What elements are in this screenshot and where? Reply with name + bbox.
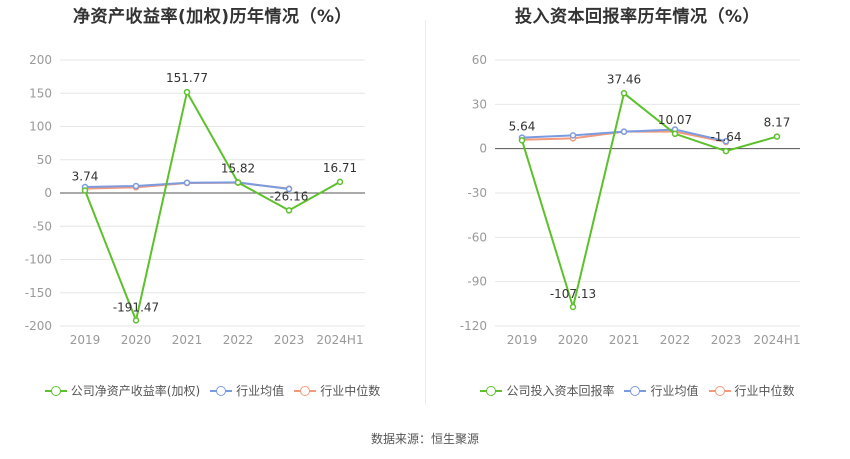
x-tick-label: 2020 <box>121 333 152 347</box>
data-point <box>132 182 140 190</box>
y-tick-label: 150 <box>29 86 52 100</box>
x-tick-label: 2019 <box>507 333 538 347</box>
x-tick-label: 2024H1 <box>316 333 363 347</box>
data-point <box>620 128 628 135</box>
data-label: 5.64 <box>509 119 536 133</box>
legend-label: 行业均值 <box>650 384 699 398</box>
x-tick-label: 2024H1 <box>753 333 800 347</box>
legend-label: 公司净资产收益率(加权) <box>70 384 201 398</box>
y-tick-label: 200 <box>29 53 52 67</box>
y-tick-label: 0 <box>479 142 487 156</box>
chart-legend: 公司投入资本回报率 行业均值 行业中位数 <box>425 382 850 399</box>
legend-label: 行业中位数 <box>734 384 795 398</box>
chart-legend: 公司净资产收益率(加权) 行业均值 行业中位数 <box>0 382 425 399</box>
data-label: 8.17 <box>764 116 791 130</box>
y-tick-label: -200 <box>25 319 52 333</box>
data-label: 16.71 <box>323 161 357 175</box>
legend-label: 行业中位数 <box>320 384 381 398</box>
legend-item-industry-mean[interactable]: 行业均值 <box>210 382 284 399</box>
x-tick-label: 2021 <box>609 333 640 347</box>
data-label: -107.13 <box>550 287 596 301</box>
legend-marker <box>624 385 647 396</box>
data-point <box>183 179 191 186</box>
y-tick-label: -50 <box>32 219 52 233</box>
y-tick-label: 60 <box>472 53 487 67</box>
data-point <box>569 132 577 139</box>
data-point <box>620 90 628 97</box>
y-tick-label: -90 <box>467 275 487 289</box>
y-tick-label: 30 <box>472 97 487 111</box>
data-label: -26.16 <box>270 189 309 203</box>
legend-item-industry-median[interactable]: 行业中位数 <box>708 382 795 399</box>
data-point <box>773 133 781 140</box>
data-label: 151.77 <box>166 71 208 85</box>
series-line <box>84 89 341 324</box>
y-tick-label: -150 <box>25 286 52 300</box>
data-point <box>336 178 344 186</box>
x-tick-label: 2020 <box>558 333 589 347</box>
y-tick-label: 0 <box>44 186 52 200</box>
panel-divider <box>425 20 426 405</box>
x-tick-label: 2022 <box>660 333 691 347</box>
chart-title: 净资产收益率(加权)历年情况（%） <box>72 7 353 27</box>
y-tick-label: -100 <box>25 253 52 267</box>
data-point <box>234 179 242 186</box>
legend-item-industry-mean[interactable]: 行业均值 <box>624 382 699 399</box>
y-tick-label: -120 <box>460 319 487 333</box>
x-tick-label: 2021 <box>172 333 203 347</box>
data-label: 3.74 <box>72 170 99 184</box>
data-point <box>518 137 526 144</box>
legend-label: 公司投入资本回报率 <box>506 384 615 398</box>
y-tick-label: 100 <box>29 120 52 134</box>
data-source: 数据来源：恒生聚源 <box>370 432 479 446</box>
series-line <box>521 91 778 311</box>
y-tick-label: 50 <box>37 153 52 167</box>
chart-panel-roe: 净资产收益率(加权)历年情况（%） 200 150 100 50 0 -50 -100 -15… <box>0 0 425 410</box>
legend-item-company[interactable]: 公司投入资本回报率 <box>480 382 614 399</box>
x-tick-label: 2019 <box>70 333 101 347</box>
data-label: -1.64 <box>710 130 741 144</box>
legend-marker <box>480 385 503 396</box>
data-point <box>671 130 679 138</box>
data-point <box>285 185 293 193</box>
legend-item-company[interactable]: 公司净资产收益率(加权) <box>44 382 201 399</box>
data-point <box>722 138 730 145</box>
data-point <box>285 207 293 214</box>
chart-panel-roic: 投入资本回报率历年情况（%） 60 30 0 -30 -60 -90 -120 2019 202… <box>425 0 850 410</box>
data-point <box>722 147 730 155</box>
data-label: -191.47 <box>113 300 159 314</box>
data-point <box>183 88 191 96</box>
data-label: 37.46 <box>607 72 641 86</box>
legend-marker <box>44 385 67 396</box>
legend-marker <box>210 385 233 396</box>
data-point <box>569 303 577 311</box>
legend-item-industry-median[interactable]: 行业中位数 <box>294 382 380 399</box>
data-label: 10.07 <box>658 113 692 127</box>
x-tick-label: 2023 <box>274 333 305 347</box>
x-tick-label: 2023 <box>711 333 742 347</box>
legend-marker <box>294 385 317 396</box>
data-point <box>81 187 89 194</box>
x-tick-label: 2022 <box>223 333 254 347</box>
data-label: 15.82 <box>221 161 255 175</box>
y-tick-label: -60 <box>467 230 487 244</box>
chart-plot: 60 30 0 -30 -60 -90 -120 2019 2020 2021 2022 2023 20… <box>460 53 801 347</box>
legend-label: 行业均值 <box>236 384 285 398</box>
data-point <box>132 317 140 324</box>
y-tick-label: -30 <box>467 186 487 200</box>
chart-title: 投入资本回报率历年情况（%） <box>514 7 761 27</box>
legend-marker <box>708 385 731 396</box>
chart-plot: 200 150 100 50 0 -50 -100 -150 -200 2019 2020 2021 2… <box>25 53 365 347</box>
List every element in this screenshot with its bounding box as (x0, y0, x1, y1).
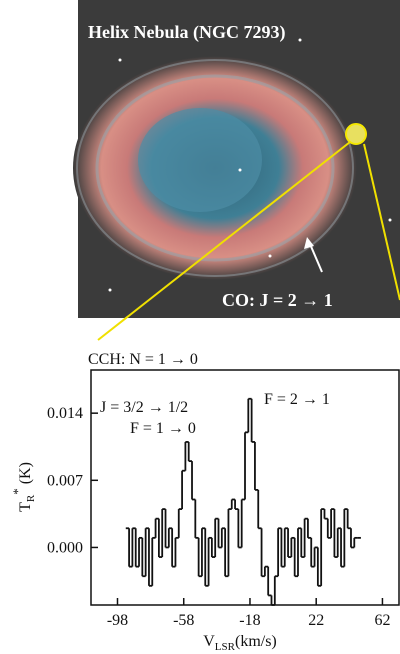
y-tick-label: 0.000 (47, 539, 83, 556)
image-title: Helix Nebula (NGC 7293) (88, 22, 286, 43)
y-tick-label: 0.007 (47, 472, 83, 489)
annotation: F = 1 → 0 (130, 420, 196, 437)
y-label-unit: (K) (17, 462, 34, 488)
nebula-image: Helix Nebula (NGC 7293) CO: J = 2 → 1 (73, 0, 400, 340)
annotation: J = 3/2 → 1/2 (100, 399, 188, 416)
x-tick-label: -58 (173, 612, 194, 629)
y-label-main: T (17, 502, 34, 512)
image-label: CO: J = 2 → 1 (222, 290, 333, 310)
x-tick-label: 62 (374, 612, 390, 629)
x-label-sub: LSR (215, 641, 236, 653)
x-axis-label: VLSR(km/s) (203, 633, 277, 653)
x-tick-label: -98 (107, 612, 128, 629)
y-label-sub: R (25, 494, 37, 502)
x-tick-label: 22 (308, 612, 324, 629)
y-tick-label: 0.014 (47, 405, 83, 422)
x-label-main: V (203, 633, 215, 650)
x-label-unit: (km/s) (235, 633, 277, 650)
x-tick-label: -18 (239, 612, 260, 629)
page: Helix Nebula (NGC 7293) CO: J = 2 → 1 CC… (0, 0, 400, 654)
y-axis-label: TR* (K) (10, 462, 37, 512)
chart-title: CCH: N = 1 → 0 (88, 351, 198, 368)
annotation: F = 2 → 1 (264, 391, 330, 408)
figure: Helix Nebula (NGC 7293) CO: J = 2 → 1 CC… (0, 0, 400, 654)
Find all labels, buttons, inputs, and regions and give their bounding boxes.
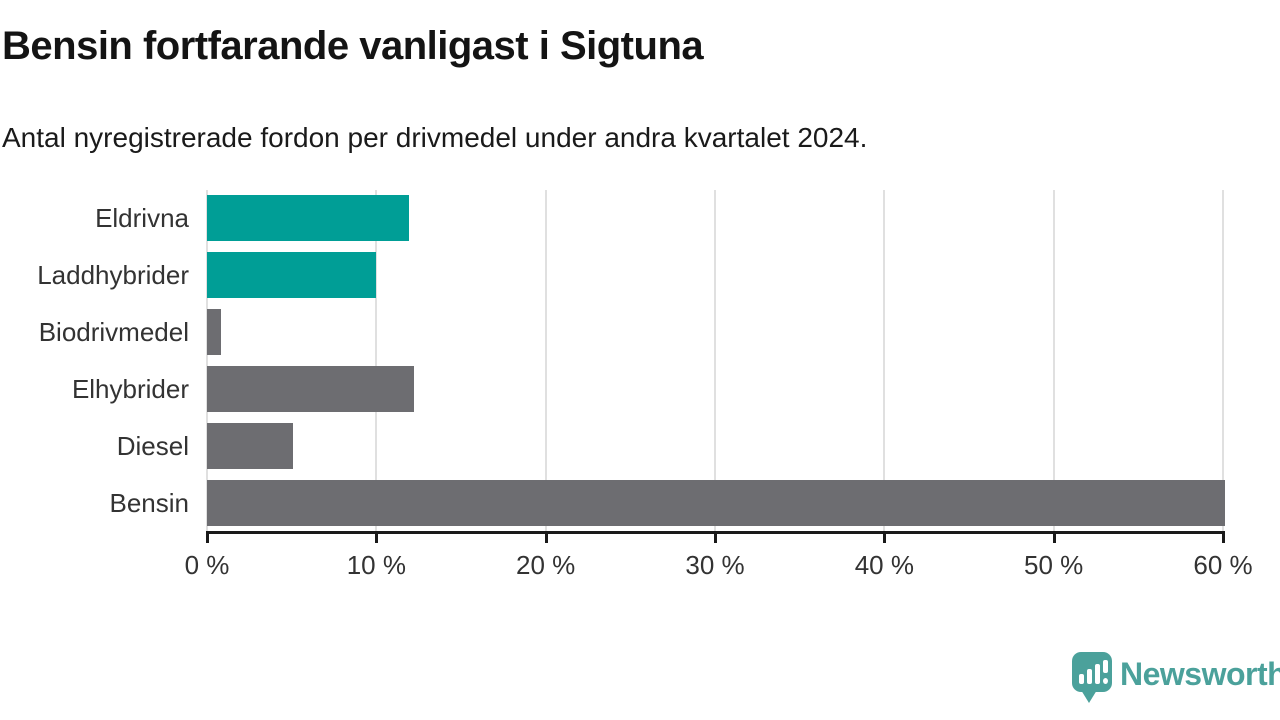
- category-label: Diesel: [116, 431, 189, 461]
- category-label: Bensin: [109, 488, 190, 518]
- speech-bubble-tail: [1081, 690, 1097, 703]
- gridline: [1222, 190, 1224, 532]
- x-axis-tick: [1052, 533, 1056, 543]
- logo-chart-bar-icon: [1095, 664, 1100, 684]
- x-axis-tick: [206, 533, 209, 543]
- x-axis-tick: [714, 533, 717, 543]
- x-tick-label: 0 %: [184, 550, 230, 580]
- category-label: Eldrivna: [95, 203, 189, 233]
- chart-subtitle: Antal nyregistrerade fordon per drivmede…: [2, 122, 868, 153]
- chart-title: Bensin fortfarande vanligast i Sigtuna: [2, 24, 704, 68]
- bar-bensin: [207, 480, 1225, 526]
- plot-area: [206, 190, 1225, 534]
- gridline: [714, 190, 716, 532]
- x-tick-label: 60 %: [1193, 550, 1253, 580]
- category-label: Laddhybrider: [37, 260, 189, 290]
- bar-biodrivmedel: [207, 309, 221, 355]
- gridline: [544, 190, 547, 532]
- x-tick-label: 30 %: [685, 550, 745, 580]
- newsworthy-logo-text: Newsworthy: [1120, 656, 1280, 692]
- logo-exclamation-icon: [1103, 660, 1108, 673]
- newsworthy-logo: Newsworthy: [1072, 650, 1280, 704]
- x-axis-tick: [544, 533, 548, 543]
- gridline: [206, 190, 208, 532]
- x-tick-label: 40 %: [854, 550, 914, 580]
- bar-diesel: [207, 423, 294, 469]
- bar-laddhybrider: [207, 252, 377, 298]
- x-axis-tick: [375, 533, 379, 543]
- logo-chart-bar-icon: [1087, 669, 1092, 684]
- bar-eldrivna: [207, 195, 409, 241]
- logo-exclamation-dot-icon: [1103, 678, 1108, 684]
- gridline: [375, 190, 378, 532]
- x-axis-line: [206, 531, 1225, 534]
- category-label: Elhybrider: [71, 374, 189, 404]
- x-tick-label: 10 %: [346, 550, 406, 580]
- gridline: [1052, 190, 1055, 532]
- x-tick-label: 20 %: [516, 550, 576, 580]
- gridline: [883, 190, 886, 532]
- x-axis-tick: [1222, 533, 1225, 543]
- bar-elhybrider: [207, 366, 414, 412]
- category-label: Biodrivmedel: [38, 317, 189, 347]
- x-tick-label: 50 %: [1024, 550, 1084, 580]
- x-axis-tick: [883, 533, 887, 543]
- newsworthy-logo-icon: [1072, 650, 1112, 704]
- logo-chart-bar-icon: [1079, 674, 1084, 684]
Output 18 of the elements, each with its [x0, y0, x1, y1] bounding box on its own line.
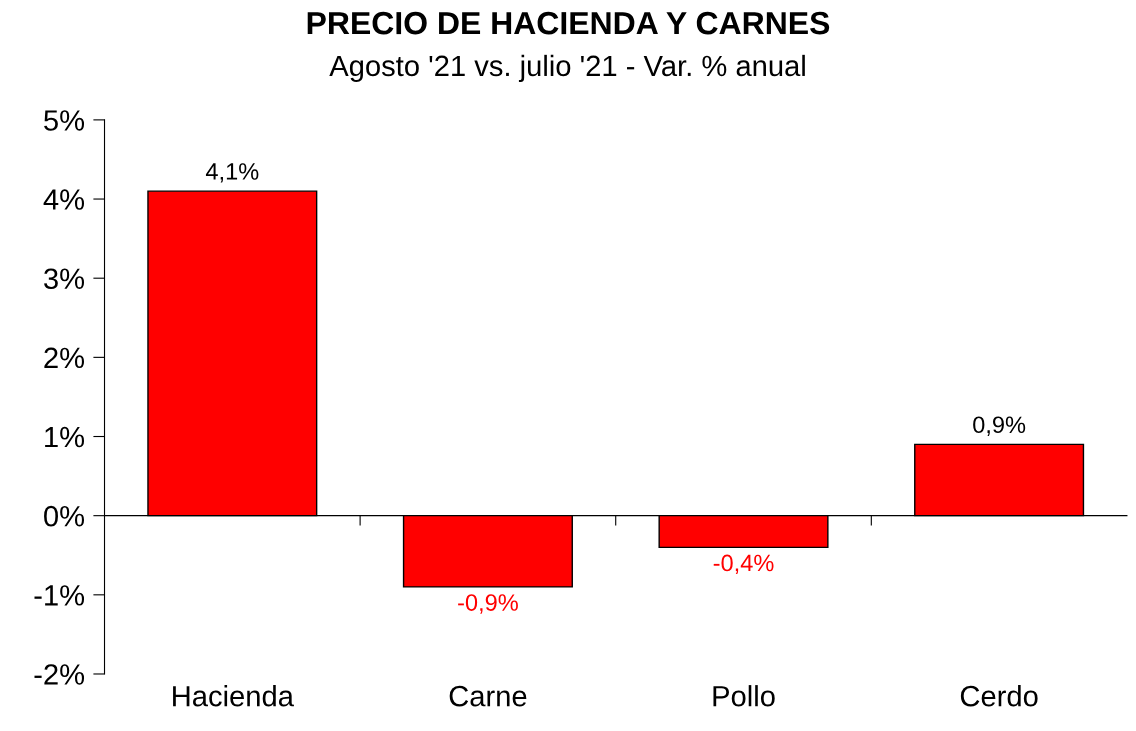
data-label: -0,9% [458, 594, 518, 614]
y-tick-label: 1% [45, 426, 85, 448]
y-tick-label: -1% [34, 585, 85, 606]
y-tick-label: 0% [44, 505, 85, 527]
x-tick-label: Pollo [713, 685, 775, 707]
y-tick-label: 5% [44, 110, 85, 131]
x-tick-label: Hacienda [173, 685, 294, 707]
data-label: 4,1% [205, 163, 259, 183]
chart-title: PRECIO DE HACIENDA Y CARNES [307, 11, 830, 35]
x-tick-label: Carne [449, 685, 527, 707]
data-label: 0,9% [973, 416, 1026, 436]
chart-subtitle: Agosto '21 vs. julio '21 - Var. % anual [329, 54, 805, 83]
y-tick-label: 2% [44, 347, 85, 369]
x-tick-label: Cerdo [960, 685, 1038, 707]
y-tick-label: 3% [44, 268, 85, 290]
y-tick-label: 4% [43, 189, 85, 210]
data-label: -0,4% [713, 554, 774, 575]
y-tick-label: -2% [34, 664, 85, 685]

########

* **WHAT IS REQUIRED**:
Duplicate the entry lines verbatim, beginning with the line that contains "- category-label: Diesel: [116, 431, 189, 461]" and ending with the line that contains "- category-label: Laddhybrider: [37, 260, 189, 290]", both included.

* **FINISHED TASK**:
- category-label: Diesel: [116, 431, 189, 461]
- category-label: Bensin: [109, 488, 190, 518]
- speech-bubble-tail: [1081, 690, 1097, 703]
- gridline: [1222, 190, 1224, 532]
- x-axis-tick: [1052, 533, 1056, 543]
- logo-chart-bar-icon: [1095, 664, 1100, 684]
- x-axis-tick: [206, 533, 209, 543]
- x-axis-tick: [714, 533, 717, 543]
- x-tick-label: 0 %: [184, 550, 230, 580]
- category-label: Eldrivna: [95, 203, 189, 233]
- chart-subtitle: Antal nyregistrerade fordon per drivmede…: [2, 122, 868, 153]
- chart-title: Bensin fortfarande vanligast i Sigtuna: [2, 24, 704, 68]
- bar-bensin: [207, 480, 1225, 526]
- plot-area: [206, 190, 1225, 534]
- gridline: [714, 190, 716, 532]
- x-tick-label: 60 %: [1193, 550, 1253, 580]
- category-label: Laddhybrider: [37, 260, 189, 290]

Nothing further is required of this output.